RECORDS SHOWN ::
..............................

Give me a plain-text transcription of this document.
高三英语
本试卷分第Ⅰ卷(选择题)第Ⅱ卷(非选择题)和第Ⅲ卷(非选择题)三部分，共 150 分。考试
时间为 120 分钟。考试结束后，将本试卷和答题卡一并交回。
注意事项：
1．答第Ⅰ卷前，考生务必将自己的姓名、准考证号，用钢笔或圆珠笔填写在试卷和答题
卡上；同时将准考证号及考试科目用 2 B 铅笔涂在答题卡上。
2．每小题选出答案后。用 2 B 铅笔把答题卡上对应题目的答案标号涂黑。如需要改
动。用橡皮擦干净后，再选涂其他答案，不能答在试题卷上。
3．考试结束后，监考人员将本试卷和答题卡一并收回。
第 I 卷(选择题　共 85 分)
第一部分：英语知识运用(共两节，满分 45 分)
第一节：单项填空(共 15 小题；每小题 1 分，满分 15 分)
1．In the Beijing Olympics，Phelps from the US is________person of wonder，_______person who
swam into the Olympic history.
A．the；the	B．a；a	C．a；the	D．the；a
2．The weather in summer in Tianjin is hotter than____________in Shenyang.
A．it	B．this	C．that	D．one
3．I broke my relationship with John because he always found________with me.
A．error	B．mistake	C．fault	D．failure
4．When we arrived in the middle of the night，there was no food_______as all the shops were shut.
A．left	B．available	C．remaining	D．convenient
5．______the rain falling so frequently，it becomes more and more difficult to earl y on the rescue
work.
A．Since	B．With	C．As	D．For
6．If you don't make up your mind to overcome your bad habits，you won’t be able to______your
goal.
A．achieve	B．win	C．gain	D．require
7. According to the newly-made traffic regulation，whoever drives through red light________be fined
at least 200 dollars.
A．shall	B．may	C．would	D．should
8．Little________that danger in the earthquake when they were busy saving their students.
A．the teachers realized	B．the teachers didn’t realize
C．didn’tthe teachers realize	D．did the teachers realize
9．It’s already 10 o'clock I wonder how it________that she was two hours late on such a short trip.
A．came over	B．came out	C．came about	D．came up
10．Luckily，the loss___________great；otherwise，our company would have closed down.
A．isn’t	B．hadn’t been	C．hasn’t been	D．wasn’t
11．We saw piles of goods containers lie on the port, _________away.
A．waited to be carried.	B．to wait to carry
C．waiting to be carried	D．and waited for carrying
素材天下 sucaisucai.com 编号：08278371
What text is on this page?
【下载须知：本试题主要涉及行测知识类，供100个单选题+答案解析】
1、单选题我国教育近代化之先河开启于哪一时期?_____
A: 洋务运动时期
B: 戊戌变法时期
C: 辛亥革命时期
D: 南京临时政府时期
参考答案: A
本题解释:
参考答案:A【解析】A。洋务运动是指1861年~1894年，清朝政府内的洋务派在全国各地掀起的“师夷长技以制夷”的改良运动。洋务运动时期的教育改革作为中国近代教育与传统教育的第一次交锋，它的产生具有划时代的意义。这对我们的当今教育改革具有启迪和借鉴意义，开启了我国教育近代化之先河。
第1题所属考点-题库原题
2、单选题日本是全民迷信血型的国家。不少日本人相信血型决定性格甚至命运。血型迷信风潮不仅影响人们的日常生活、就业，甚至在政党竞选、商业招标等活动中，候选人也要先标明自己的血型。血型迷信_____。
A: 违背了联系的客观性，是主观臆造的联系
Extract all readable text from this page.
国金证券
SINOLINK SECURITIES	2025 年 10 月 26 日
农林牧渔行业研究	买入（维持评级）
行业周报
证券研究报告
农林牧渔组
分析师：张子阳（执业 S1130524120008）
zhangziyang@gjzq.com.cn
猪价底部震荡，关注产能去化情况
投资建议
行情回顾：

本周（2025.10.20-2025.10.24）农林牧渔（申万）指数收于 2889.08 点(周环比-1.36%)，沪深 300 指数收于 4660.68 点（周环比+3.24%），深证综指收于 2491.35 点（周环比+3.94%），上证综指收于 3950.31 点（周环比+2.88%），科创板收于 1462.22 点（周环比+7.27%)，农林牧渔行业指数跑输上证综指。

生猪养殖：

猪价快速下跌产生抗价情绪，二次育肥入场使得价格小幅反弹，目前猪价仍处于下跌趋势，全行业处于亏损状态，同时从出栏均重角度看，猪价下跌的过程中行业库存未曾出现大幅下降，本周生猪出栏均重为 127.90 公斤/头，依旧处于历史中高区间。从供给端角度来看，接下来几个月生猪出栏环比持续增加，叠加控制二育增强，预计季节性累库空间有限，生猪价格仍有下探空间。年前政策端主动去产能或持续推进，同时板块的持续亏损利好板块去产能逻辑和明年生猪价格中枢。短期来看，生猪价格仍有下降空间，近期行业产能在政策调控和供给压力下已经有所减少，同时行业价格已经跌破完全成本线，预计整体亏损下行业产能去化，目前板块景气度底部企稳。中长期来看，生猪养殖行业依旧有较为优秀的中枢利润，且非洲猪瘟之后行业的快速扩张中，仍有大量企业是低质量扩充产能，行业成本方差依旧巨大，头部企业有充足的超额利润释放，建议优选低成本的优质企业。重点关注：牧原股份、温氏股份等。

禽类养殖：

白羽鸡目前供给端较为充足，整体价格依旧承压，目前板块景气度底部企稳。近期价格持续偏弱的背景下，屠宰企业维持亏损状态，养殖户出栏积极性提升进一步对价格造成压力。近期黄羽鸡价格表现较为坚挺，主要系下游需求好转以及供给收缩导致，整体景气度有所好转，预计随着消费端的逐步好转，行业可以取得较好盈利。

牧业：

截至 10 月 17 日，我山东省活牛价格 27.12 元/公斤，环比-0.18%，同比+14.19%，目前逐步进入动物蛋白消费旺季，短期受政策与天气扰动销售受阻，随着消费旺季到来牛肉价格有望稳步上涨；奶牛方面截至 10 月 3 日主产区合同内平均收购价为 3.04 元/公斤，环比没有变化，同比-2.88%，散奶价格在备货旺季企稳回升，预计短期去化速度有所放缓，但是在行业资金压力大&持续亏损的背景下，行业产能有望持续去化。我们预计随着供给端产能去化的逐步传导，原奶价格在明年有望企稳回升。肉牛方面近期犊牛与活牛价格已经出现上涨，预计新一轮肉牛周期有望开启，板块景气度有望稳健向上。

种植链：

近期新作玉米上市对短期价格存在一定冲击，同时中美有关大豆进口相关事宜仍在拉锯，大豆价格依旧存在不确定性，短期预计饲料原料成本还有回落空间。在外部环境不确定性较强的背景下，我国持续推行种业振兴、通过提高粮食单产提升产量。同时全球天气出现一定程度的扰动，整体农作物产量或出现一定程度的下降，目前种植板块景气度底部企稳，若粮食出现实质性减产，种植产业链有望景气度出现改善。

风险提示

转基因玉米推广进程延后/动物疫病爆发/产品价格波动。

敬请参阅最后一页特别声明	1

..............................

TASK :: In the listing, find all lines with the string "would" and copy them.

ANSWER FOR THIS EXERCISE ::
A．shall	B．may	C．would	D．should
10．Luckily，the loss___________great；otherwise，our company would have closed down.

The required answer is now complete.